## WHAT THE EXERCISE ASKS
Give the listing again in full, exactly as written.

Items from a data source
======

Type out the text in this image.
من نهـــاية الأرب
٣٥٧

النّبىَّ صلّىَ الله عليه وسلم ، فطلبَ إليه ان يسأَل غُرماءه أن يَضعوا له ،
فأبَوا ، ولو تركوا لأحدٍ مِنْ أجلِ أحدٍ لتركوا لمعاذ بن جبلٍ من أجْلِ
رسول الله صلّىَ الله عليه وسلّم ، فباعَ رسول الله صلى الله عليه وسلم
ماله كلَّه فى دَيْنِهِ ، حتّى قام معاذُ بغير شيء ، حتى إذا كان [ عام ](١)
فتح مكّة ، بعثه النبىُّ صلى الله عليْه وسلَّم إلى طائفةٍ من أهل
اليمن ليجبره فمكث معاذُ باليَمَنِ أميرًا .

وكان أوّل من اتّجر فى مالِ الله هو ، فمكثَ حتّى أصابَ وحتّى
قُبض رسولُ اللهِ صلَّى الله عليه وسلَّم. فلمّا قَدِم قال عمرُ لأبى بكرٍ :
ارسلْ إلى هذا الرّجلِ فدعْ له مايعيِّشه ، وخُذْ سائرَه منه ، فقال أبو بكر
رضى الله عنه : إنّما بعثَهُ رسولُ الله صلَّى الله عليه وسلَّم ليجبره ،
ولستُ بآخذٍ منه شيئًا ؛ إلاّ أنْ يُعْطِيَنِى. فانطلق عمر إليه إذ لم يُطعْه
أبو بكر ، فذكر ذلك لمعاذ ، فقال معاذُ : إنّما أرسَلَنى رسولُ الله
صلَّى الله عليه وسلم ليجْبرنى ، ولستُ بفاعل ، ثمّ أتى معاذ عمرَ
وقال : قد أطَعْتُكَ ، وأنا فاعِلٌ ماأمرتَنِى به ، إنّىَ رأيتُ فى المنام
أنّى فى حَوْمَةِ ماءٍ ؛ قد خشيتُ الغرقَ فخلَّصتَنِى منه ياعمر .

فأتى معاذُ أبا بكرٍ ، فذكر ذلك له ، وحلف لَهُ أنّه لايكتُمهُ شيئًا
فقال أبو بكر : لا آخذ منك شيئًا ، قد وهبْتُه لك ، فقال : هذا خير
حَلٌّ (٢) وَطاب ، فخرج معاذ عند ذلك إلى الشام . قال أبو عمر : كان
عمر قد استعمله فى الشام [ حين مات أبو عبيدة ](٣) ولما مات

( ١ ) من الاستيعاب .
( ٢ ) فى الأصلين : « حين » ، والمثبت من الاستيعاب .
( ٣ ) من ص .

======

## RESULT
Type out the text in this image.
من نهـــاية الأرب
٣٥٧

النّبىَّ صلّىَ الله عليه وسلم ، فطلبَ إليه ان يسأَل غُرماءه أن يَضعوا له ،
فأبَوا ، ولو تركوا لأحدٍ مِنْ أجلِ أحدٍ لتركوا لمعاذ بن جبلٍ من أجْلِ
رسول الله صلّىَ الله عليه وسلّم ، فباعَ رسول الله صلى الله عليه وسلم
ماله كلَّه فى دَيْنِهِ ، حتّى قام معاذُ بغير شيء ، حتى إذا كان [ عام ](١)
فتح مكّة ، بعثه النبىُّ صلى الله عليْه وسلَّم إلى طائفةٍ من أهل
اليمن ليجبره فمكث معاذُ باليَمَنِ أميرًا .

وكان أوّل من اتّجر فى مالِ الله هو ، فمكثَ حتّى أصابَ وحتّى
قُبض رسولُ اللهِ صلَّى الله عليه وسلَّم. فلمّا قَدِم قال عمرُ لأبى بكرٍ :
ارسلْ إلى هذا الرّجلِ فدعْ له مايعيِّشه ، وخُذْ سائرَه منه ، فقال أبو بكر
رضى الله عنه : إنّما بعثَهُ رسولُ الله صلَّى الله عليه وسلَّم ليجبره ،
ولستُ بآخذٍ منه شيئًا ؛ إلاّ أنْ يُعْطِيَنِى. فانطلق عمر إليه إذ لم يُطعْه
أبو بكر ، فذكر ذلك لمعاذ ، فقال معاذُ : إنّما أرسَلَنى رسولُ الله
صلَّى الله عليه وسلم ليجْبرنى ، ولستُ بفاعل ، ثمّ أتى معاذ عمرَ
وقال : قد أطَعْتُكَ ، وأنا فاعِلٌ ماأمرتَنِى به ، إنّىَ رأيتُ فى المنام
أنّى فى حَوْمَةِ ماءٍ ؛ قد خشيتُ الغرقَ فخلَّصتَنِى منه ياعمر .

فأتى معاذُ أبا بكرٍ ، فذكر ذلك له ، وحلف لَهُ أنّه لايكتُمهُ شيئًا
فقال أبو بكر : لا آخذ منك شيئًا ، قد وهبْتُه لك ، فقال : هذا خير
حَلٌّ (٢) وَطاب ، فخرج معاذ عند ذلك إلى الشام . قال أبو عمر : كان
عمر قد استعمله فى الشام [ حين مات أبو عبيدة ](٣) ولما مات

( ١ ) من الاستيعاب .
( ٢ ) فى الأصلين : « حين » ، والمثبت من الاستيعاب .
( ٣ ) من ص .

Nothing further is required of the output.